• _Dataset records_
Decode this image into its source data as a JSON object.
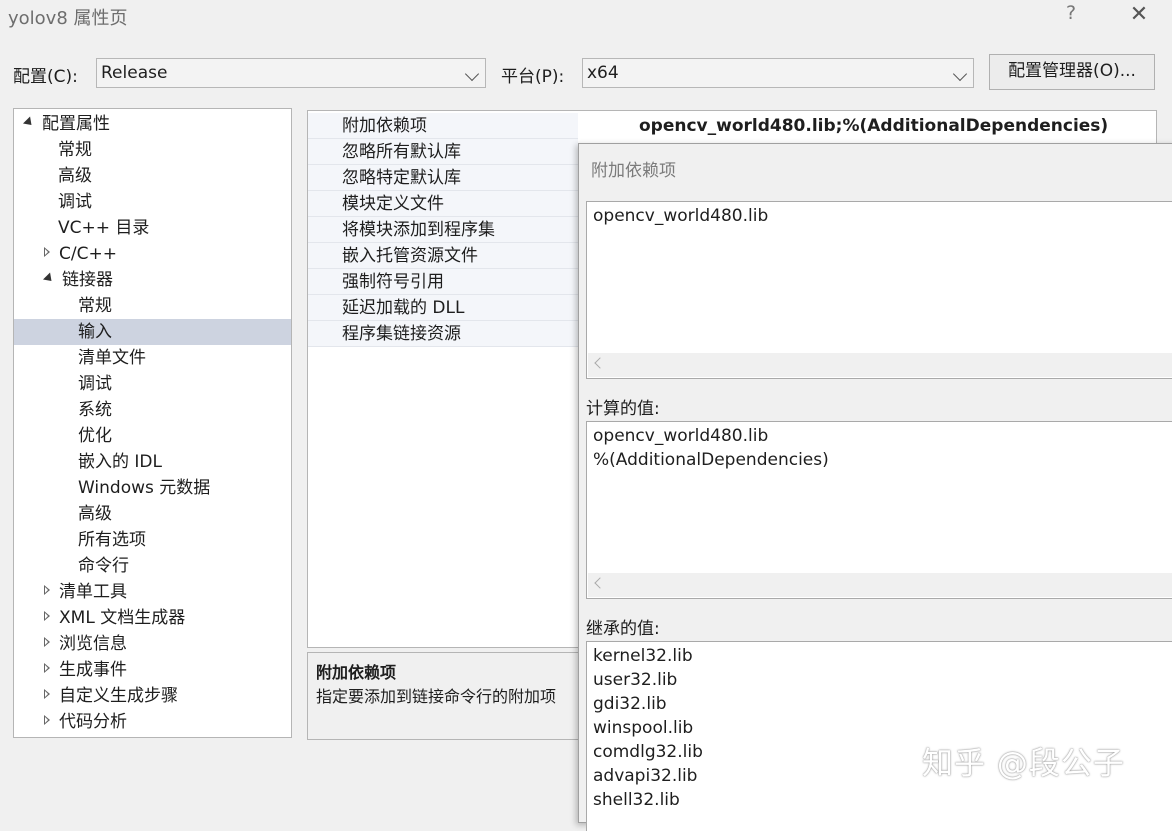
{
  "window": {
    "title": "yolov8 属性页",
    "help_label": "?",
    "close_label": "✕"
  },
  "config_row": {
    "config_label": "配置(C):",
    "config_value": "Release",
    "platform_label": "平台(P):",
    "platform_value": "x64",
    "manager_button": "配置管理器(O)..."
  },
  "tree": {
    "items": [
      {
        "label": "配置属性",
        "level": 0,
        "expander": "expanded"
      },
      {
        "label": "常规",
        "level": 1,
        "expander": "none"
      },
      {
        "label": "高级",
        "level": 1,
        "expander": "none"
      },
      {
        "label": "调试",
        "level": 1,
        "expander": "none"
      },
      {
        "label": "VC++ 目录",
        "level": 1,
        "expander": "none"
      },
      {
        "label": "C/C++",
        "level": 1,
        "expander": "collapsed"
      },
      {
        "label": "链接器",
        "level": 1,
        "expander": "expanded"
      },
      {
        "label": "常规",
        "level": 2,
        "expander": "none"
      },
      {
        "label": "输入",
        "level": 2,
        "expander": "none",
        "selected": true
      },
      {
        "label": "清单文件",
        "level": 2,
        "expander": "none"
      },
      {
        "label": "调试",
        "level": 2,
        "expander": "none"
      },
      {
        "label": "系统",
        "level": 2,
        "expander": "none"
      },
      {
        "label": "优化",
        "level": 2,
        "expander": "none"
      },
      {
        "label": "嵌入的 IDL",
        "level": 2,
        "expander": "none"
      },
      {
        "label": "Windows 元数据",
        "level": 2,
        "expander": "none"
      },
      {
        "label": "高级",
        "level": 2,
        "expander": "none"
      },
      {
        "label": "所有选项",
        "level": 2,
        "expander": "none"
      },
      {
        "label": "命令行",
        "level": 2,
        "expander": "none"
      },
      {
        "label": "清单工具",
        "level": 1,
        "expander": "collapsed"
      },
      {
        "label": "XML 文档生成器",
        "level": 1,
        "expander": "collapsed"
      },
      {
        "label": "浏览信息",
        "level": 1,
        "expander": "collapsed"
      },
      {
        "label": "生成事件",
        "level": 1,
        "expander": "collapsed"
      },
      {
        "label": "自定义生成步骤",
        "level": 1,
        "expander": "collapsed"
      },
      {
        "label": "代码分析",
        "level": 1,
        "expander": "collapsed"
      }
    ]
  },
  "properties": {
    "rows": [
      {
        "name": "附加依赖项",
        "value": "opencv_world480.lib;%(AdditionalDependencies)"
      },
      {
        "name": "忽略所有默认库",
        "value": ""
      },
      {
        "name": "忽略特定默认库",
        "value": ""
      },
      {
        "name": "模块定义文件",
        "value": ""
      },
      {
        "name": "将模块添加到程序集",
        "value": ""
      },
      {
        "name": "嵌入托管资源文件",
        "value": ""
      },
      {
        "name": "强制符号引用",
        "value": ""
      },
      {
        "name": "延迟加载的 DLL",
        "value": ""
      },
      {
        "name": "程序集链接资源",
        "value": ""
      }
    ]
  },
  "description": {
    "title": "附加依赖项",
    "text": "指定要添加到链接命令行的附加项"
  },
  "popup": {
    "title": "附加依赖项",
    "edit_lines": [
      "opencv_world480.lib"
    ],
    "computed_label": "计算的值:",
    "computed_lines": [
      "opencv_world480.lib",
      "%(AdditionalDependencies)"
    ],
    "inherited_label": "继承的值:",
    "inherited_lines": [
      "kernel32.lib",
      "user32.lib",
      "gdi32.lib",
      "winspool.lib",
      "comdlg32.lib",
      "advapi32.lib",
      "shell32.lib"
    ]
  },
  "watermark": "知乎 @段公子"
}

--

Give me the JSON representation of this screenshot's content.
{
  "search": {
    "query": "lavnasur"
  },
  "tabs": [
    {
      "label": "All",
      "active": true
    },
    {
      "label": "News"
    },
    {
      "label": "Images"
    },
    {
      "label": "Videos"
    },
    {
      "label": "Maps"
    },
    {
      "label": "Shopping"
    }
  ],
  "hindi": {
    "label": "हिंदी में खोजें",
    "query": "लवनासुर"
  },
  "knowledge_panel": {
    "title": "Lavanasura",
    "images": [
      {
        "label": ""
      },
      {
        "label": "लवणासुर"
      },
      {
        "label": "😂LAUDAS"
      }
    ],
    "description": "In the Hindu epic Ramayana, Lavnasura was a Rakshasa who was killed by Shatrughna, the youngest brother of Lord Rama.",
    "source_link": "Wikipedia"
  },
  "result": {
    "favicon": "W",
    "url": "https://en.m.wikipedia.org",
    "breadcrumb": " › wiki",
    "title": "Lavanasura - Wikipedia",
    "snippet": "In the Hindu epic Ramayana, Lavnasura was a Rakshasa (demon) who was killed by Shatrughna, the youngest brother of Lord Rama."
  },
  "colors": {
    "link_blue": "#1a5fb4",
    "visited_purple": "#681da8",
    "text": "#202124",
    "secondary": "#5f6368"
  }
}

...

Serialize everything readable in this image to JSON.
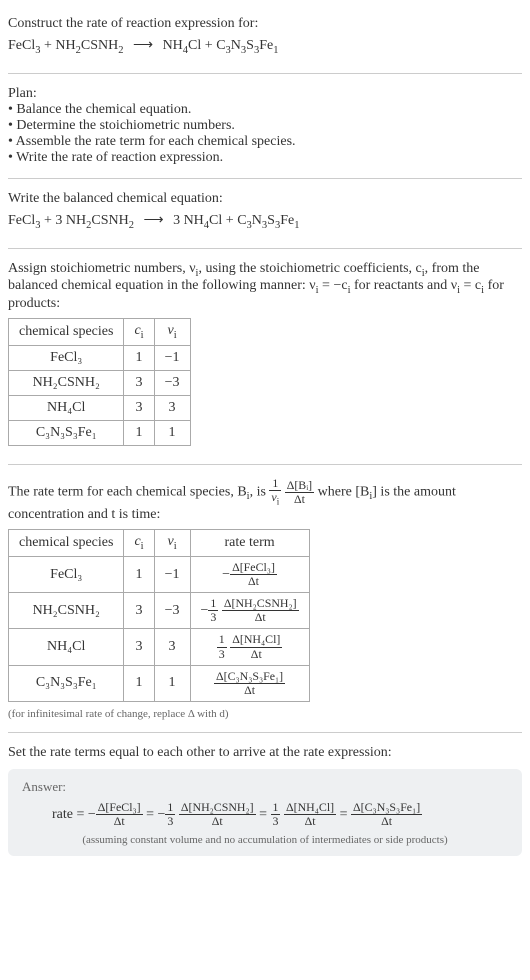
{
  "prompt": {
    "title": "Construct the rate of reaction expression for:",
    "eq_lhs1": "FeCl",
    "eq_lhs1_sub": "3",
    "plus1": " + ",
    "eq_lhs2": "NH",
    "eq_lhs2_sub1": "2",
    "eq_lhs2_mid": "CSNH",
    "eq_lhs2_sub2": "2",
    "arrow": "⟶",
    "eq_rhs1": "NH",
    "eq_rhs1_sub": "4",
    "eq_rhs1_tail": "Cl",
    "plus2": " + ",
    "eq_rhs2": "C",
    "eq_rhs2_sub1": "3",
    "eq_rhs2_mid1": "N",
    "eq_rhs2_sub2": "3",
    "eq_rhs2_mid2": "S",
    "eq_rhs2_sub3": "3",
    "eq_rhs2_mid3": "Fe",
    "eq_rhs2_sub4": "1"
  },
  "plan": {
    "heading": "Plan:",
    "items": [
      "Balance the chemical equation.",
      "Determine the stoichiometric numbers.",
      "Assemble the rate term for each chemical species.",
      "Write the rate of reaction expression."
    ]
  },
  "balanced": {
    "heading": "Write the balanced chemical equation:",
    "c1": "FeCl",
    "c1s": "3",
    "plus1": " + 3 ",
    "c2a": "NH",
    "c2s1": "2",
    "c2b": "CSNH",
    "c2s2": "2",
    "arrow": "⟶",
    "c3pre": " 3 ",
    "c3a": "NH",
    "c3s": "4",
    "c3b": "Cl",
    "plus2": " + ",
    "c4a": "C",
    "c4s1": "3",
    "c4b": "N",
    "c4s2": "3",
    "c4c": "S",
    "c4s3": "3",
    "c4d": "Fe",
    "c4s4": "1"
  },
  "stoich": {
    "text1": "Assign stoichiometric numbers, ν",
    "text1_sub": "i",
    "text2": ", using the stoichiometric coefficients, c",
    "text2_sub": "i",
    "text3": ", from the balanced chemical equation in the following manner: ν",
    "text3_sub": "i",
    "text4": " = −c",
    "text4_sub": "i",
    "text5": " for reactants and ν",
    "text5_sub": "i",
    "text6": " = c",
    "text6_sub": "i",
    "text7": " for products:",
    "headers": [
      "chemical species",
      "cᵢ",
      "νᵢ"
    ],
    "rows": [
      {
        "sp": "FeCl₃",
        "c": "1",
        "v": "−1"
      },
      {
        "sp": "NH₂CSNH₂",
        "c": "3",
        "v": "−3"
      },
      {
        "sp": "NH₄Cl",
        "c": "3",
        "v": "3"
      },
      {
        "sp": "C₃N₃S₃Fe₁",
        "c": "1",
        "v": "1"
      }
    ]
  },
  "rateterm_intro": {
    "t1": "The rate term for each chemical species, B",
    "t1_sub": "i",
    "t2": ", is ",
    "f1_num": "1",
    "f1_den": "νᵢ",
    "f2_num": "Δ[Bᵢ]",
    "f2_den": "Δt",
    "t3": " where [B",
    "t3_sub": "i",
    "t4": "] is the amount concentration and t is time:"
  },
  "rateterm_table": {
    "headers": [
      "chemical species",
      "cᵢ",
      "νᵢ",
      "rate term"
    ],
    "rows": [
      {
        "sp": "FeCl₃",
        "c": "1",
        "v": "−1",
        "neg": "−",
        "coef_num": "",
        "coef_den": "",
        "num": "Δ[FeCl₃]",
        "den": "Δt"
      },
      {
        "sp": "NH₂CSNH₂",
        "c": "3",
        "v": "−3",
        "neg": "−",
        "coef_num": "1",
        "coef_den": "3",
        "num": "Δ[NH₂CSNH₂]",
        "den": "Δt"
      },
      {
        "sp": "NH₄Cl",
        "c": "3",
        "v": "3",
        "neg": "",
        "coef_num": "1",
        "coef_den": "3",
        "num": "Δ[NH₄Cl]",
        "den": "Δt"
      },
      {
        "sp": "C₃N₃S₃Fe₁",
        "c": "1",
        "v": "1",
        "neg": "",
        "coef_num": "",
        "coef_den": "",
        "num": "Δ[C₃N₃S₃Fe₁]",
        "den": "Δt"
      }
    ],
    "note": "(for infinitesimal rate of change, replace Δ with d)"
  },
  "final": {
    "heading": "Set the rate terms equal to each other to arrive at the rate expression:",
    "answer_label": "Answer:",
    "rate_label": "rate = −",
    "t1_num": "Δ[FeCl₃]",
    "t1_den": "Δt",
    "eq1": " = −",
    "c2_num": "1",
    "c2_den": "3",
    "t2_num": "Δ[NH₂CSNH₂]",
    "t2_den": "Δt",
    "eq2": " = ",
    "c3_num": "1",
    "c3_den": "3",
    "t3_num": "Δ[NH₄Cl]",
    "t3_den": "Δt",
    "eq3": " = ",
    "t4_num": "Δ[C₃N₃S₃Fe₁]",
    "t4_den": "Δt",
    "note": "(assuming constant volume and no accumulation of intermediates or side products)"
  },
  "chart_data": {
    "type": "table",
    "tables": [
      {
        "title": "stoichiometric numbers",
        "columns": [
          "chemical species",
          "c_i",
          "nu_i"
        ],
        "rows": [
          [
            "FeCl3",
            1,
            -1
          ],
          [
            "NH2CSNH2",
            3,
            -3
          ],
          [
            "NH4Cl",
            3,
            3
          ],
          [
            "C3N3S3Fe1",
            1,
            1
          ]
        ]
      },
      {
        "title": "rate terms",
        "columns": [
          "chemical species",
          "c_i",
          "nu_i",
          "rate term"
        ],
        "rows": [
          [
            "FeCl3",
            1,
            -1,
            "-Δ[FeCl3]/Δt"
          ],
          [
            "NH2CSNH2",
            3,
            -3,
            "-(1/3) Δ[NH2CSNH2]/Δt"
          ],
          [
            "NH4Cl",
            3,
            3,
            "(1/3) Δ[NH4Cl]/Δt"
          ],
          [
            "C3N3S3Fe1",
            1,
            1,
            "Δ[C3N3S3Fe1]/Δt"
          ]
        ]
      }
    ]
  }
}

• _Instruction_
Find each line holding the string "Shatrughna" and copy it out.

• _Task output_
    "description": "In the Hindu epic Ramayana, Lavnasura was a Rakshasa who was killed by Shatrughna, the youngest brother of Lord Rama.",
    "snippet": "In the Hindu epic Ramayana, Lavnasura was a Rakshasa (demon) who was killed by Shatrughna, the youngest brother of Lord Rama."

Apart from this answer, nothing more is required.